- GIVEN PROBLEM: Provide the data again in its entirety, exactly as given.
####
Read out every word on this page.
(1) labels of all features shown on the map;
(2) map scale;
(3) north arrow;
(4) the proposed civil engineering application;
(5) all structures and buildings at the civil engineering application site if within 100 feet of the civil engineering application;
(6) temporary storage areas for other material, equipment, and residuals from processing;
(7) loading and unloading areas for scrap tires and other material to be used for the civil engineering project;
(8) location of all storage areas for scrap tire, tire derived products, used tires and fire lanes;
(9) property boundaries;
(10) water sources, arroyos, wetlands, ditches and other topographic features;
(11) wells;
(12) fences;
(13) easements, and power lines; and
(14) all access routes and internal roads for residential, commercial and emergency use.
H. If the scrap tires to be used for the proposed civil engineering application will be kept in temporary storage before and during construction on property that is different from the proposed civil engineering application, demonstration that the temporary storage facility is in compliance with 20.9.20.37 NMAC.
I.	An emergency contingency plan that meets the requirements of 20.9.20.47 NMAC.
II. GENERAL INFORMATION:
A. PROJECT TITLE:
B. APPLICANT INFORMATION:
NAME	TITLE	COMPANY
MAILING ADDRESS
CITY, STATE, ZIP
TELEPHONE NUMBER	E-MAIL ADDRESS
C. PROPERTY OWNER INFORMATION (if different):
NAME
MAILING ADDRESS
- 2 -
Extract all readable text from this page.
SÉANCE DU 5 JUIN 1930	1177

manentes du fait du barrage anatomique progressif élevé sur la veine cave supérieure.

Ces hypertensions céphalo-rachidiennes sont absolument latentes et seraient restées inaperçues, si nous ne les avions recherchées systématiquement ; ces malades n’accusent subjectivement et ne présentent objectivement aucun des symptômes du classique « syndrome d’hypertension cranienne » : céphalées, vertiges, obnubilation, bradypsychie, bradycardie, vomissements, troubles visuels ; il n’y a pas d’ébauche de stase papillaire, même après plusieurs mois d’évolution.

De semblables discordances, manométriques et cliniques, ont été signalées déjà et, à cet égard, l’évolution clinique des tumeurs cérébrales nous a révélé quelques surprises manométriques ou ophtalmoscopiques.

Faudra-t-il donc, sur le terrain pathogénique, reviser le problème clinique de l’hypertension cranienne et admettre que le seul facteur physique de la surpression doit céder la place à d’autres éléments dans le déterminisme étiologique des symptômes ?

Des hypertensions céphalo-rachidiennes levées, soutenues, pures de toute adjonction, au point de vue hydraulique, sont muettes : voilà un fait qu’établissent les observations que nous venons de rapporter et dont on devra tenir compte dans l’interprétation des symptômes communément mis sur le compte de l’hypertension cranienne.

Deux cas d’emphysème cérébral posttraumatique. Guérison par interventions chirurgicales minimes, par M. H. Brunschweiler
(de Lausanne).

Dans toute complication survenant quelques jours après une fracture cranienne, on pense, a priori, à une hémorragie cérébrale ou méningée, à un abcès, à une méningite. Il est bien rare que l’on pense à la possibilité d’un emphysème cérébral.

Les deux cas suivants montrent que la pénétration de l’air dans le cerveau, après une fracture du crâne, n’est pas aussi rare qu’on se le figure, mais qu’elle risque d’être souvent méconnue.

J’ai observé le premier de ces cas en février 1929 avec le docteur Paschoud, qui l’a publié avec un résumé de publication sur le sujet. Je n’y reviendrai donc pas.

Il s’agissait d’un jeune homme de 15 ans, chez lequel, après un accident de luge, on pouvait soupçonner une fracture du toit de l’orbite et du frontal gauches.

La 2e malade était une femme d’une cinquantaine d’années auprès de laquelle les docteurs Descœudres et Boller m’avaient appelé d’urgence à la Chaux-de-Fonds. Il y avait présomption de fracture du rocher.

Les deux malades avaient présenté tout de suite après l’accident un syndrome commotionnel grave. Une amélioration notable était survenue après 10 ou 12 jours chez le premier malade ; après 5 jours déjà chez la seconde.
####
- COMPLETE OUTPUT:
Read out every word on this page.
(1) labels of all features shown on the map;
(2) map scale;
(3) north arrow;
(4) the proposed civil engineering application;
(5) all structures and buildings at the civil engineering application site if within 100 feet of the civil engineering application;
(6) temporary storage areas for other material, equipment, and residuals from processing;
(7) loading and unloading areas for scrap tires and other material to be used for the civil engineering project;
(8) location of all storage areas for scrap tire, tire derived products, used tires and fire lanes;
(9) property boundaries;
(10) water sources, arroyos, wetlands, ditches and other topographic features;
(11) wells;
(12) fences;
(13) easements, and power lines; and
(14) all access routes and internal roads for residential, commercial and emergency use.
H. If the scrap tires to be used for the proposed civil engineering application will be kept in temporary storage before and during construction on property that is different from the proposed civil engineering application, demonstration that the temporary storage facility is in compliance with 20.9.20.37 NMAC.
I.	An emergency contingency plan that meets the requirements of 20.9.20.47 NMAC.
II. GENERAL INFORMATION:
A. PROJECT TITLE:
B. APPLICANT INFORMATION:
NAME	TITLE	COMPANY
MAILING ADDRESS
CITY, STATE, ZIP
TELEPHONE NUMBER	E-MAIL ADDRESS
C. PROPERTY OWNER INFORMATION (if different):
NAME
MAILING ADDRESS
- 2 -
Extract all readable text from this page.
SÉANCE DU 5 JUIN 1930	1177

manentes du fait du barrage anatomique progressif élevé sur la veine cave supérieure.

Ces hypertensions céphalo-rachidiennes sont absolument latentes et seraient restées inaperçues, si nous ne les avions recherchées systématiquement ; ces malades n’accusent subjectivement et ne présentent objectivement aucun des symptômes du classique « syndrome d’hypertension cranienne » : céphalées, vertiges, obnubilation, bradypsychie, bradycardie, vomissements, troubles visuels ; il n’y a pas d’ébauche de stase papillaire, même après plusieurs mois d’évolution.

De semblables discordances, manométriques et cliniques, ont été signalées déjà et, à cet égard, l’évolution clinique des tumeurs cérébrales nous a révélé quelques surprises manométriques ou ophtalmoscopiques.

Faudra-t-il donc, sur le terrain pathogénique, reviser le problème clinique de l’hypertension cranienne et admettre que le seul facteur physique de la surpression doit céder la place à d’autres éléments dans le déterminisme étiologique des symptômes ?

Des hypertensions céphalo-rachidiennes levées, soutenues, pures de toute adjonction, au point de vue hydraulique, sont muettes : voilà un fait qu’établissent les observations que nous venons de rapporter et dont on devra tenir compte dans l’interprétation des symptômes communément mis sur le compte de l’hypertension cranienne.

Deux cas d’emphysème cérébral posttraumatique. Guérison par interventions chirurgicales minimes, par M. H. Brunschweiler
(de Lausanne).

Dans toute complication survenant quelques jours après une fracture cranienne, on pense, a priori, à une hémorragie cérébrale ou méningée, à un abcès, à une méningite. Il est bien rare que l’on pense à la possibilité d’un emphysème cérébral.

Les deux cas suivants montrent que la pénétration de l’air dans le cerveau, après une fracture du crâne, n’est pas aussi rare qu’on se le figure, mais qu’elle risque d’être souvent méconnue.

J’ai observé le premier de ces cas en février 1929 avec le docteur Paschoud, qui l’a publié avec un résumé de publication sur le sujet. Je n’y reviendrai donc pas.

Il s’agissait d’un jeune homme de 15 ans, chez lequel, après un accident de luge, on pouvait soupçonner une fracture du toit de l’orbite et du frontal gauches.

La 2e malade était une femme d’une cinquantaine d’années auprès de laquelle les docteurs Descœudres et Boller m’avaient appelé d’urgence à la Chaux-de-Fonds. Il y avait présomption de fracture du rocher.

Les deux malades avaient présenté tout de suite après l’accident un syndrome commotionnel grave. Une amélioration notable était survenue après 10 ou 12 jours chez le premier malade ; après 5 jours déjà chez la seconde.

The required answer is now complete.